[Collected data entries]
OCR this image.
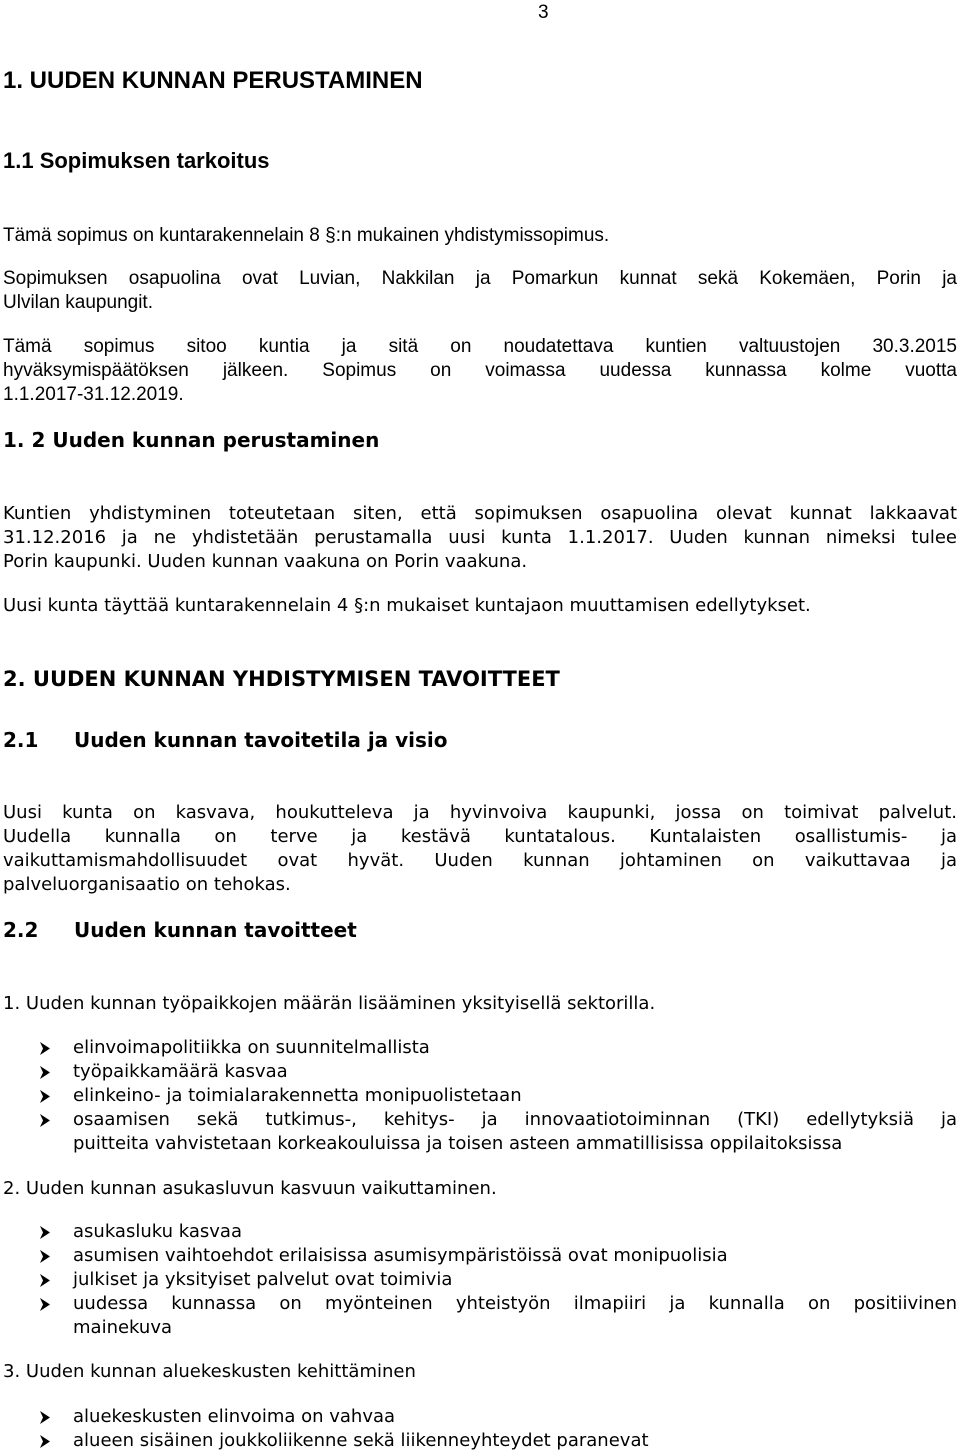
3
1. UUDEN KUNNAN PERUSTAMINEN
1.1 Sopimuksen tarkoitus
Tämä sopimus on kuntarakennelain 8 §:n mukainen yhdistymissopimus.
Sopimuksen osapuolina ovat Luvian, Nakkilan ja Pomarkun kunnat sekä Kokemäen, Porin ja
Ulvilan kaupungit.
Tämä sopimus sitoo kuntia ja sitä on noudatettava kuntien valtuustojen 30.3.2015
hyväksymispäätöksen jälkeen. Sopimus on voimassa uudessa kunnassa kolme vuotta
1.1.2017-31.12.2019.
1. 2 Uuden kunnan perustaminen
Kuntien yhdistyminen toteutetaan siten, että sopimuksen osapuolina olevat kunnat lakkaavat
31.12.2016 ja ne yhdistetään perustamalla uusi kunta 1.1.2017. Uuden kunnan nimeksi tulee
Porin kaupunki. Uuden kunnan vaakuna on Porin vaakuna.
Uusi kunta täyttää kuntarakennelain 4 §:n mukaiset kuntajaon muuttamisen edellytykset.
2. UUDEN KUNNAN YHDISTYMISEN TAVOITTEET
2.1 Uuden kunnan tavoitetila ja visio
Uusi kunta on kasvava, houkutteleva ja hyvinvoiva kaupunki, jossa on toimivat palvelut.
Uudella kunnalla on terve ja kestävä kuntatalous. Kuntalaisten osallistumis- ja
vaikuttamismahdollisuudet ovat hyvät. Uuden kunnan johtaminen on vaikuttavaa ja
palveluorganisaatio on tehokas.
2.2 Uuden kunnan tavoitteet
1. Uuden kunnan työpaikkojen määrän lisääminen yksityisellä sektorilla.
elinvoimapolitiikka on suunnitelmallista
työpaikkamäärä kasvaa
elinkeino- ja toimialarakennetta monipuolistetaan
osaamisen sekä tutkimus-, kehitys- ja innovaatiotoiminnan (TKI) edellytyksiä ja
puitteita vahvistetaan korkeakouluissa ja toisen asteen ammatillisissa oppilaitoksissa
2. Uuden kunnan asukasluvun kasvuun vaikuttaminen.
asukasluku kasvaa
asumisen vaihtoehdot erilaisissa asumisympäristöissä ovat monipuolisia
julkiset ja yksityiset palvelut ovat toimivia
uudessa kunnassa on myönteinen yhteistyön ilmapiiri ja kunnalla on positiivinen
mainekuva
3. Uuden kunnan aluekeskusten kehittäminen
aluekeskusten elinvoima on vahvaa
alueen sisäinen joukkoliikenne sekä liikenneyhteydet paranevat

GOAL OF THE EXERCISE: Say how many lines contain the string "kuntarakennelain", giving nothing but the count.

RESPONSE TO THE TASK: 2